Written exercise:
Retype all material exactly. Pictures stay out of the copy.

Records supplied:
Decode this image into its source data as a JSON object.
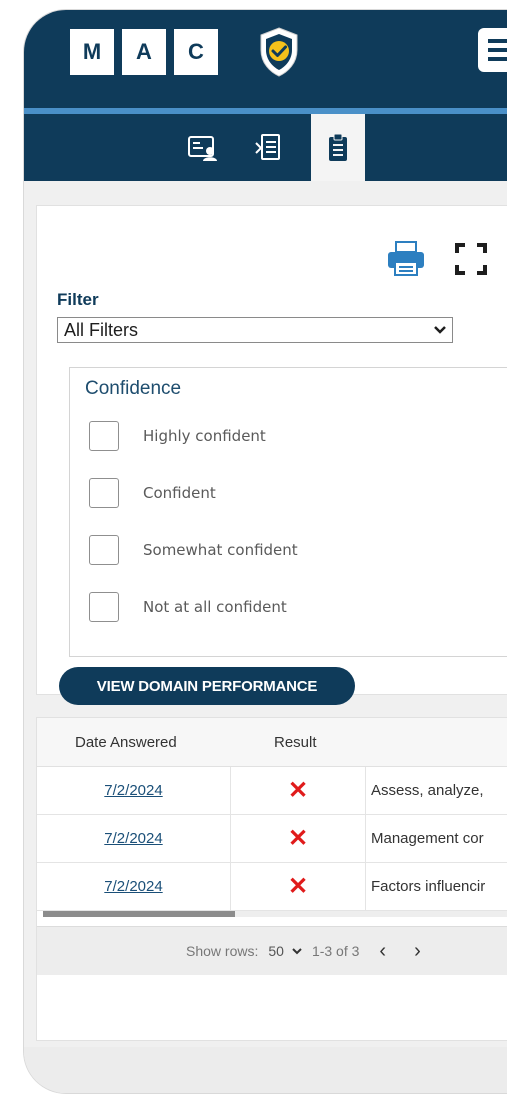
{
  "header": {
    "logo_letters": [
      "M",
      "A",
      "C"
    ],
    "icons": [
      "shield-check-icon",
      "hamburger-menu-icon"
    ],
    "brand_color": "#0f3b5a",
    "accent_color": "#4a90c8"
  },
  "tabs": [
    {
      "icon": "profile-card-icon",
      "active": false
    },
    {
      "icon": "document-list-icon",
      "active": false
    },
    {
      "icon": "clipboard-icon",
      "active": true
    }
  ],
  "filter_panel": {
    "toolbar_icons": [
      "print-icon",
      "fullscreen-icon"
    ],
    "filter_label": "Filter",
    "filter_selected": "All Filters",
    "confidence": {
      "title": "Confidence",
      "options": [
        {
          "label": "Highly confident",
          "checked": false
        },
        {
          "label": "Confident",
          "checked": false
        },
        {
          "label": "Somewhat confident",
          "checked": false
        },
        {
          "label": "Not at all confident",
          "checked": false
        }
      ]
    },
    "view_button_label": "VIEW DOMAIN PERFORMANCE"
  },
  "results_table": {
    "columns": [
      "Date Answered",
      "Result"
    ],
    "rows": [
      {
        "date": "7/2/2024",
        "result": "✕",
        "description": "Assess, analyze,"
      },
      {
        "date": "7/2/2024",
        "result": "✕",
        "description": "Management cor"
      },
      {
        "date": "7/2/2024",
        "result": "✕",
        "description": "Factors influencir"
      }
    ],
    "result_color": "#e01b1b",
    "pager": {
      "show_rows_label": "Show rows:",
      "rows_value": "50",
      "range_text": "1-3 of 3",
      "prev_label": "‹",
      "next_label": "›"
    }
  }
}
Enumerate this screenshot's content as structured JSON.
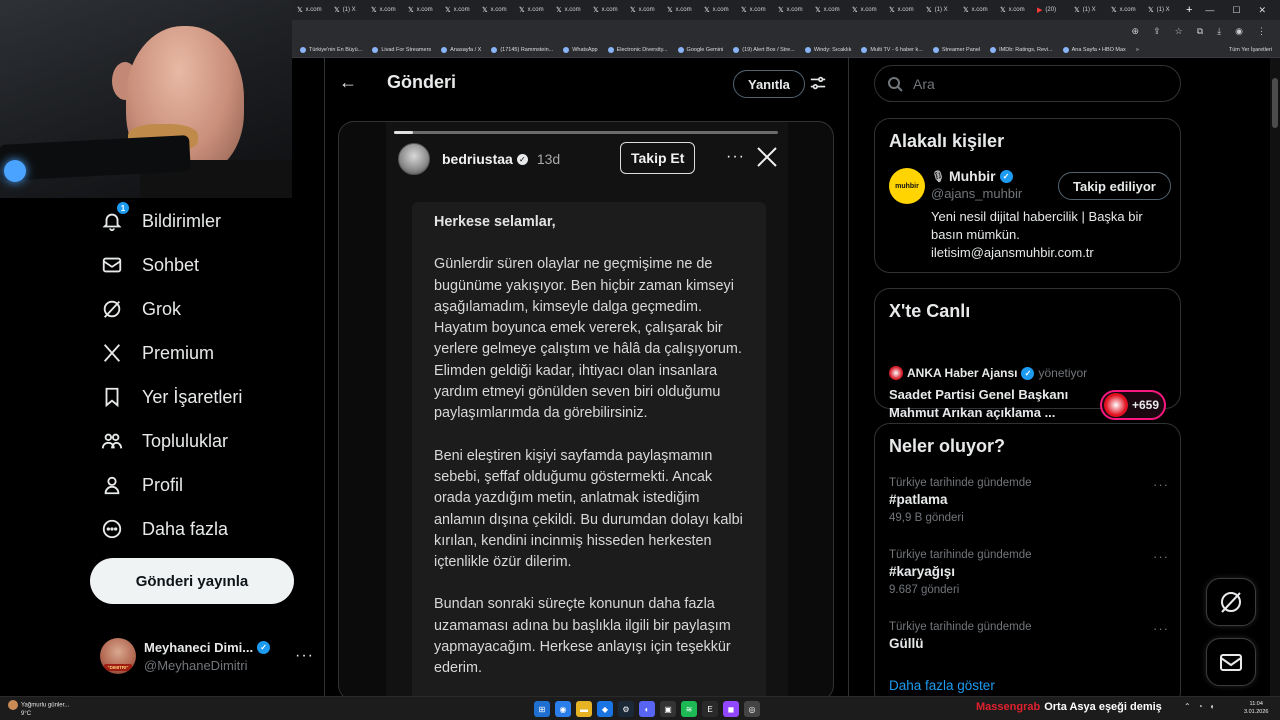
{
  "browser": {
    "tabs": [
      "x.com",
      "(1) X",
      "x.com",
      "x.com",
      "x.com",
      "x.com",
      "x.com",
      "x.com",
      "x.com",
      "x.com",
      "x.com",
      "x.com",
      "x.com",
      "x.com",
      "x.com",
      "x.com",
      "x.com",
      "(1) X",
      "x.com",
      "x.com",
      "(20)",
      "(1) X",
      "x.com",
      "(1) X"
    ],
    "new_tab": "+",
    "bookmarks": [
      "Türkiye'nin En Büyü...",
      "Livad For Streamers",
      "Anasayfa / X",
      "(17145) Rammstein...",
      "WhatsApp",
      "Electronic Diversity...",
      "Google Gemini",
      "(19) Alert Box / Stre...",
      "Windy: Sıcaklık",
      "Multi TV - 6 haber k...",
      "Streamer Panel",
      "IMDb: Ratings, Revi...",
      "Ana Sayfa • HBO Max"
    ],
    "bookmarks_more": "»",
    "all_bookmarks": "Tüm Yer İşaretleri"
  },
  "sidebar": {
    "items": [
      {
        "label": "Bildirimler",
        "icon": "bell-icon",
        "badge": "1"
      },
      {
        "label": "Sohbet",
        "icon": "mail-icon"
      },
      {
        "label": "Grok",
        "icon": "grok-icon"
      },
      {
        "label": "Premium",
        "icon": "x-logo-icon"
      },
      {
        "label": "Yer İşaretleri",
        "icon": "bookmark-icon"
      },
      {
        "label": "Topluluklar",
        "icon": "communities-icon"
      },
      {
        "label": "Profil",
        "icon": "profile-icon"
      },
      {
        "label": "Daha fazla",
        "icon": "more-circle-icon"
      }
    ],
    "post_button": "Gönderi yayınla",
    "account": {
      "name": "Meyhaneci Dimi...",
      "handle": "@MeyhaneDimitri",
      "avatar_tag": "\"DIMITRI\"",
      "more": "···"
    }
  },
  "main": {
    "back": "←",
    "title": "Gönderi",
    "reply_button": "Yanıtla",
    "story": {
      "username": "bedriustaa",
      "time": "13d",
      "follow_button": "Takip Et",
      "more": "···",
      "progress": 0.05,
      "greeting": "Herkese selamlar,",
      "paragraphs": [
        "Günlerdir süren olaylar ne geçmişime ne de bugünüme yakışıyor. Ben hiçbir zaman kimseyi aşağılamadım, kimseyle dalga geçmedim. Hayatım boyunca emek vererek, çalışarak bir yerlere gelmeye çalıştım ve hâlâ da çalışıyorum. Elimden geldiği kadar, ihtiyacı olan insanlara yardım etmeyi gönülden seven biri olduğumu paylaşımlarımda da görebilirsiniz.",
        "Beni eleştiren kişiyi sayfamda paylaşmamın sebebi, şeffaf olduğumu göstermekti. Ancak orada yazdığım metin, anlatmak istediğim anlamın dışına çekildi. Bu durumdan dolayı kalbi kırılan, kendini incinmiş hisseden herkesten içtenlikle özür dilerim.",
        "Bundan sonraki süreçte konunun daha fazla uzamaması adına bu başlıkla ilgili bir paylaşım yapmayacağım. Herkese anlayışı için teşekkür ederim."
      ]
    }
  },
  "right": {
    "search_placeholder": "Ara",
    "related": {
      "title": "Alakalı kişiler",
      "name": "Muhbir",
      "handle": "@ajans_muhbir",
      "avatar_text": "muhbir",
      "follow_button": "Takip ediliyor",
      "bio": "Yeni nesil dijital habercilik | Başka bir basın mümkün. iletisim@ajansmuhbir.com.tr"
    },
    "live": {
      "title": "X'te Canlı",
      "host": "ANKA Haber Ajansı",
      "host_role": "yönetiyor",
      "topic": "Saadet Partisi Genel Başkanı Mahmut Arıkan açıklama ...",
      "listeners": "+659"
    },
    "trends": {
      "title": "Neler oluyor?",
      "items": [
        {
          "context": "Türkiye tarihinde gündemde",
          "topic": "#patlama",
          "count": "49,9 B gönderi"
        },
        {
          "context": "Türkiye tarihinde gündemde",
          "topic": "#karyağışı",
          "count": "9.687 gönderi"
        },
        {
          "context": "Türkiye tarihinde gündemde",
          "topic": "Güllü",
          "count": ""
        }
      ],
      "more": "···",
      "show_more": "Daha fazla göster"
    }
  },
  "taskbar": {
    "weather_line1": "Yağmurlu günler...",
    "weather_line2": "9°C",
    "ticker_source": "Massengrab",
    "ticker_text": "Orta Asya eşeği demiş",
    "time": "11:04",
    "date": "3.01.2026"
  },
  "colors": {
    "accent": "#1d9bf0",
    "live": "#f91880",
    "background": "#000000",
    "muhbir": "#ffd400"
  }
}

Result of this exercise:
Decode this image into its source data as a JSON object.
{
  "header": {
    "logo_letters": [
      "M",
      "A",
      "C"
    ],
    "icons": [
      "shield-check-icon",
      "hamburger-menu-icon"
    ],
    "brand_color": "#0f3b5a",
    "accent_color": "#4a90c8"
  },
  "tabs": [
    {
      "icon": "profile-card-icon",
      "active": false
    },
    {
      "icon": "document-list-icon",
      "active": false
    },
    {
      "icon": "clipboard-icon",
      "active": true
    }
  ],
  "filter_panel": {
    "toolbar_icons": [
      "print-icon",
      "fullscreen-icon"
    ],
    "filter_label": "Filter",
    "filter_selected": "All Filters",
    "confidence": {
      "title": "Confidence",
      "options": [
        {
          "label": "Highly confident",
          "checked": false
        },
        {
          "label": "Confident",
          "checked": false
        },
        {
          "label": "Somewhat confident",
          "checked": false
        },
        {
          "label": "Not at all confident",
          "checked": false
        }
      ]
    },
    "view_button_label": "VIEW DOMAIN PERFORMANCE"
  },
  "results_table": {
    "columns": [
      "Date Answered",
      "Result"
    ],
    "rows": [
      {
        "date": "7/2/2024",
        "result": "✕",
        "description": "Assess, analyze,"
      },
      {
        "date": "7/2/2024",
        "result": "✕",
        "description": "Management cor"
      },
      {
        "date": "7/2/2024",
        "result": "✕",
        "description": "Factors influencir"
      }
    ],
    "result_color": "#e01b1b",
    "pager": {
      "show_rows_label": "Show rows:",
      "rows_value": "50",
      "range_text": "1-3 of 3",
      "prev_label": "‹",
      "next_label": "›"
    }
  }
}
Enumerate this screenshot's content as structured JSON.
{
  "browser": {
    "tabs": [
      "x.com",
      "(1) X",
      "x.com",
      "x.com",
      "x.com",
      "x.com",
      "x.com",
      "x.com",
      "x.com",
      "x.com",
      "x.com",
      "x.com",
      "x.com",
      "x.com",
      "x.com",
      "x.com",
      "x.com",
      "(1) X",
      "x.com",
      "x.com",
      "(20)",
      "(1) X",
      "x.com",
      "(1) X"
    ],
    "new_tab": "+",
    "bookmarks": [
      "Türkiye'nin En Büyü...",
      "Livad For Streamers",
      "Anasayfa / X",
      "(17145) Rammstein...",
      "WhatsApp",
      "Electronic Diversity...",
      "Google Gemini",
      "(19) Alert Box / Stre...",
      "Windy: Sıcaklık",
      "Multi TV - 6 haber k...",
      "Streamer Panel",
      "IMDb: Ratings, Revi...",
      "Ana Sayfa • HBO Max"
    ],
    "bookmarks_more": "»",
    "all_bookmarks": "Tüm Yer İşaretleri"
  },
  "sidebar": {
    "items": [
      {
        "label": "Bildirimler",
        "icon": "bell-icon",
        "badge": "1"
      },
      {
        "label": "Sohbet",
        "icon": "mail-icon"
      },
      {
        "label": "Grok",
        "icon": "grok-icon"
      },
      {
        "label": "Premium",
        "icon": "x-logo-icon"
      },
      {
        "label": "Yer İşaretleri",
        "icon": "bookmark-icon"
      },
      {
        "label": "Topluluklar",
        "icon": "communities-icon"
      },
      {
        "label": "Profil",
        "icon": "profile-icon"
      },
      {
        "label": "Daha fazla",
        "icon": "more-circle-icon"
      }
    ],
    "post_button": "Gönderi yayınla",
    "account": {
      "name": "Meyhaneci Dimi...",
      "handle": "@MeyhaneDimitri",
      "avatar_tag": "\"DIMITRI\"",
      "more": "···"
    }
  },
  "main": {
    "back": "←",
    "title": "Gönderi",
    "reply_button": "Yanıtla",
    "story": {
      "username": "bedriustaa",
      "time": "13d",
      "follow_button": "Takip Et",
      "more": "···",
      "progress": 0.05,
      "greeting": "Herkese selamlar,",
      "paragraphs": [
        "Günlerdir süren olaylar ne geçmişime ne de bugünüme yakışıyor. Ben hiçbir zaman kimseyi aşağılamadım, kimseyle dalga geçmedim. Hayatım boyunca emek vererek, çalışarak bir yerlere gelmeye çalıştım ve hâlâ da çalışıyorum. Elimden geldiği kadar, ihtiyacı olan insanlara yardım etmeyi gönülden seven biri olduğumu paylaşımlarımda da görebilirsiniz.",
        "Beni eleştiren kişiyi sayfamda paylaşmamın sebebi, şeffaf olduğumu göstermekti. Ancak orada yazdığım metin, anlatmak istediğim anlamın dışına çekildi. Bu durumdan dolayı kalbi kırılan, kendini incinmiş hisseden herkesten içtenlikle özür dilerim.",
        "Bundan sonraki süreçte konunun daha fazla uzamaması adına bu başlıkla ilgili bir paylaşım yapmayacağım. Herkese anlayışı için teşekkür ederim."
      ]
    }
  },
  "right": {
    "search_placeholder": "Ara",
    "related": {
      "title": "Alakalı kişiler",
      "name": "Muhbir",
      "handle": "@ajans_muhbir",
      "avatar_text": "muhbir",
      "follow_button": "Takip ediliyor",
      "bio": "Yeni nesil dijital habercilik | Başka bir basın mümkün. iletisim@ajansmuhbir.com.tr"
    },
    "live": {
      "title": "X'te Canlı",
      "host": "ANKA Haber Ajansı",
      "host_role": "yönetiyor",
      "topic": "Saadet Partisi Genel Başkanı Mahmut Arıkan açıklama ...",
      "listeners": "+659"
    },
    "trends": {
      "title": "Neler oluyor?",
      "items": [
        {
          "context": "Türkiye tarihinde gündemde",
          "topic": "#patlama",
          "count": "49,9 B gönderi"
        },
        {
          "context": "Türkiye tarihinde gündemde",
          "topic": "#karyağışı",
          "count": "9.687 gönderi"
        },
        {
          "context": "Türkiye tarihinde gündemde",
          "topic": "Güllü",
          "count": ""
        }
      ],
      "more": "···",
      "show_more": "Daha fazla göster"
    }
  },
  "taskbar": {
    "weather_line1": "Yağmurlu günler...",
    "weather_line2": "9°C",
    "ticker_source": "Massengrab",
    "ticker_text": "Orta Asya eşeği demiş",
    "time": "11:04",
    "date": "3.01.2026"
  },
  "colors": {
    "accent": "#1d9bf0",
    "live": "#f91880",
    "background": "#000000",
    "muhbir": "#ffd400"
  }
}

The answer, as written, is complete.